- Written instruction:
Collect all lines containing the word "jsem" from the data.

╔══

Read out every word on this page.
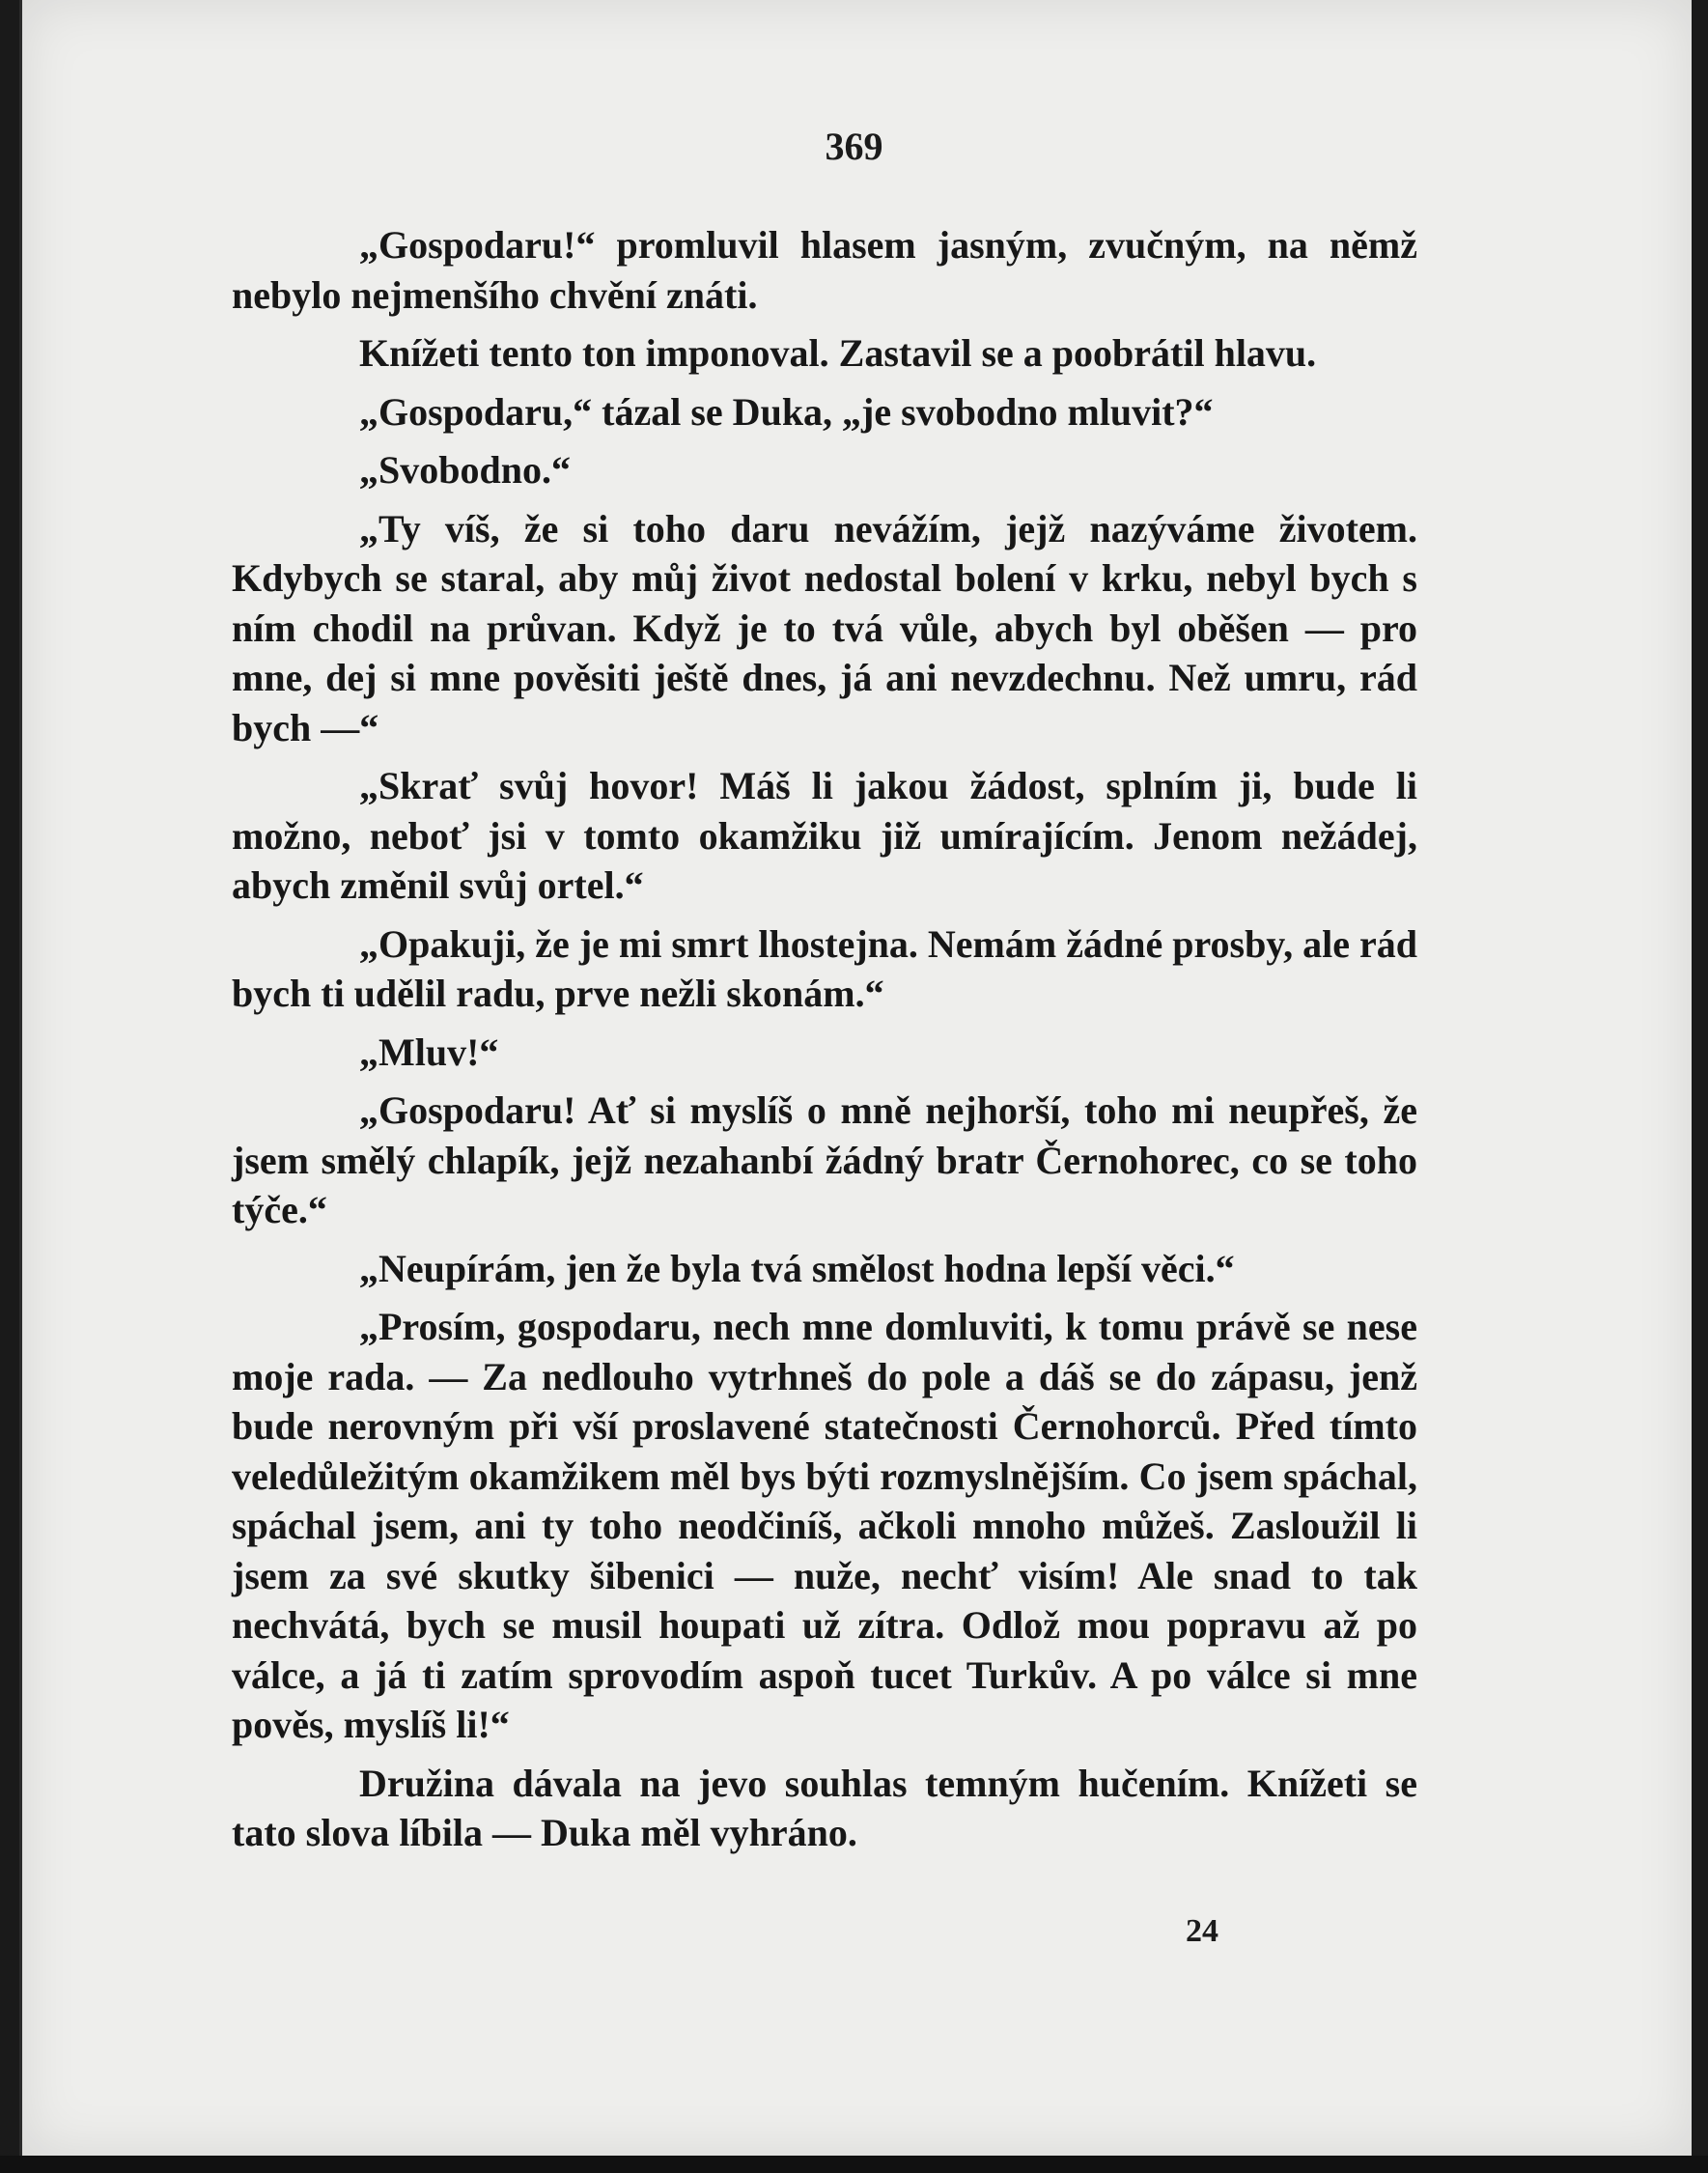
369

„Gospodaru!“ promluvil hlasem jasným, zvučným, na němž nebylo nejmenšího chvění znáti.

Knížeti tento ton imponoval. Zastavil se a poobrátil hlavu.

„Gospodaru,“ tázal se Duka, „je svobodno mluvit?“

„Svobodno.“

„Ty víš, že si toho daru nevážím, jejž nazýváme životem. Kdybych se staral, aby můj život nedostal bolení v krku, nebyl bych s ním chodil na průvan. Když je to tvá vůle, abych byl oběšen — pro mne, dej si mne pověsiti ještě dnes, já ani nevzdechnu. Než umru, rád bych —“

„Skrať svůj hovor! Máš li jakou žádost, splním ji, bude li možno, neboť jsi v tomto okamžiku již umírajícím. Jenom nežádej, abych změnil svůj ortel.“

„Opakuji, že je mi smrt lhostejna. Nemám žádné prosby, ale rád bych ti udělil radu, prve nežli skonám.“

„Mluv!“

„Gospodaru! Ať si myslíš o mně nejhorší, toho mi neupřeš, že jsem smělý chlapík, jejž nezahanbí žádný bratr Černohorec, co se toho týče.“

„Neupírám, jen že byla tvá smělost hodna lepší věci.“

„Prosím, gospodaru, nech mne domluviti, k tomu právě se nese moje rada. — Za nedlouho vytrhneš do pole a dáš se do zápasu, jenž bude nerovným při vší proslavené statečnosti Černohorců. Před tímto veledůležitým okamžikem měl bys býti rozmyslnějším. Co jsem spáchal, spáchal jsem, ani ty toho neodčiníš, ačkoli mnoho můžeš. Zasloužil li jsem za své skutky šibenici — nuže, nechť visím! Ale snad to tak nechvátá, bych se musil houpati už zítra. Odlož mou popravu až po válce, a já ti zatím sprovodím aspoň tucet Turkův. A po válce si mne pověs, myslíš li!“

Družina dávala na jevo souhlas temným hučením. Knížeti se tato slova líbila — Duka měl vyhráno.

24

╚══

- In response:
„Gospodaru! Ať si myslíš o mně nejhorší, toho mi neupřeš, že jsem smělý chlapík, jejž nezahanbí žádný bratr Černohorec, co se toho týče.“
„Prosím, gospodaru, nech mne domluviti, k tomu právě se nese moje rada. — Za nedlouho vytrhneš do pole a dáš se do zápasu, jenž bude nerovným při vší proslavené statečnosti Černohorců. Před tímto veledůležitým okamžikem měl bys býti rozmyslnějším. Co jsem spáchal, spáchal jsem, ani ty toho neodčiníš, ačkoli mnoho můžeš. Zasloužil li jsem za své skutky šibenici — nuže, nechť visím! Ale snad to tak nechvátá, bych se musil houpati už zítra. Odlož mou popravu až po válce, a já ti zatím sprovodím aspoň tucet Turkův. A po válce si mne pověs, myslíš li!“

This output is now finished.